Determine the number of lines in these entries that hold the word "Accidents". Give the number and nothing more.

(Rows from a dataset)
※ ※ ※

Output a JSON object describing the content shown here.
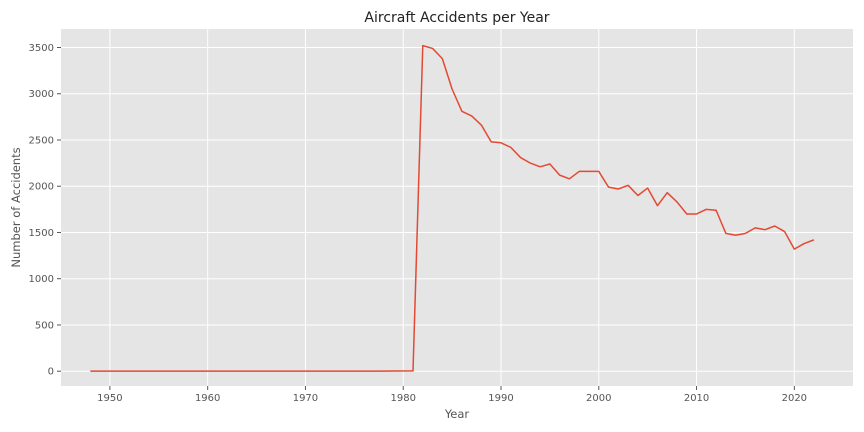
{
  "chart_data": {
    "type": "line",
    "title": "Aircraft Accidents per Year",
    "xlabel": "Year",
    "ylabel": "Number of Accidents",
    "xlim": [
      1945,
      2026
    ],
    "ylim": [
      -160,
      3700
    ],
    "xticks": [
      1950,
      1960,
      1970,
      1980,
      1990,
      2000,
      2010,
      2020
    ],
    "yticks": [
      0,
      500,
      1000,
      1500,
      2000,
      2500,
      3000,
      3500
    ],
    "grid": true,
    "line_color": "#e24a33",
    "background_color": "#e5e5e5",
    "grid_color": "#ffffff",
    "series": [
      {
        "x": [
          1948,
          1962,
          1974,
          1977,
          1979,
          1981,
          1982,
          1983,
          1984,
          1985,
          1986,
          1987,
          1988,
          1989,
          1990,
          1991,
          1992,
          1993,
          1994,
          1995,
          1996,
          1997,
          1998,
          1999,
          2000,
          2001,
          2002,
          2003,
          2004,
          2005,
          2006,
          2007,
          2008,
          2009,
          2010,
          2011,
          2012,
          2013,
          2014,
          2015,
          2016,
          2017,
          2018,
          2019,
          2020,
          2021,
          2022
        ],
        "y": [
          1,
          1,
          1,
          1,
          2,
          3,
          3520,
          3490,
          3380,
          3050,
          2810,
          2760,
          2660,
          2480,
          2470,
          2420,
          2310,
          2250,
          2210,
          2240,
          2120,
          2080,
          2160,
          2160,
          2160,
          1990,
          1970,
          2010,
          1900,
          1980,
          1790,
          1930,
          1830,
          1700,
          1700,
          1750,
          1740,
          1490,
          1470,
          1490,
          1550,
          1530,
          1570,
          1510,
          1320,
          1380,
          1420
        ]
      }
    ]
  }
}
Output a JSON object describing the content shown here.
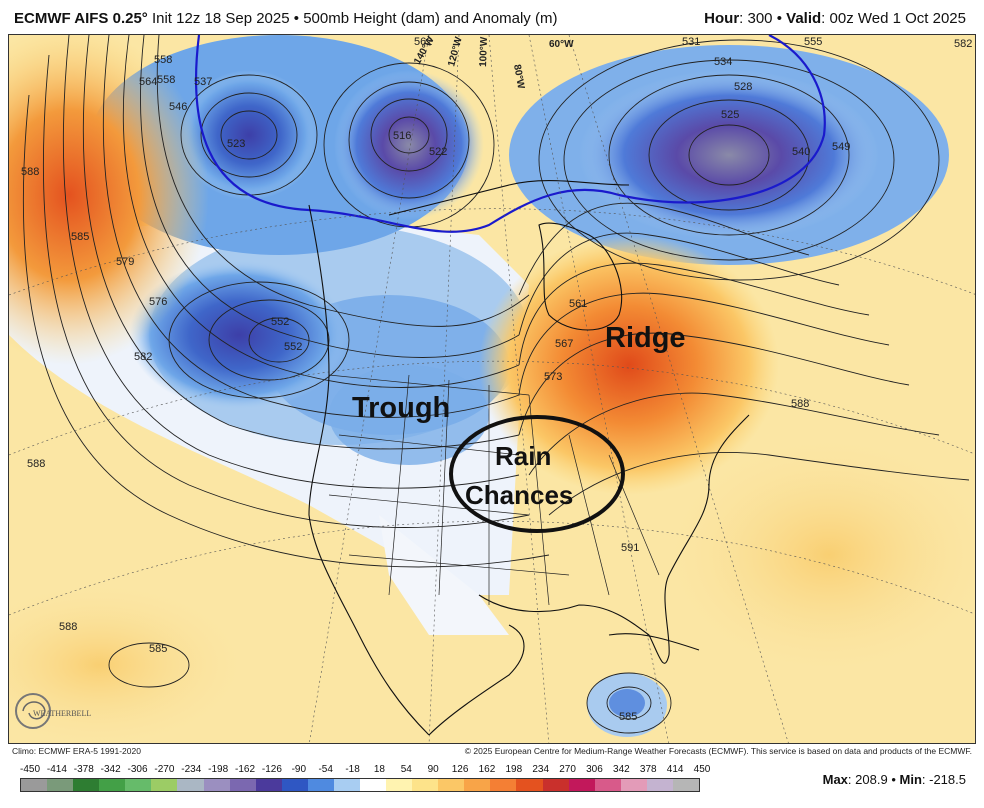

※ ※ ※

Expected output ▸ 2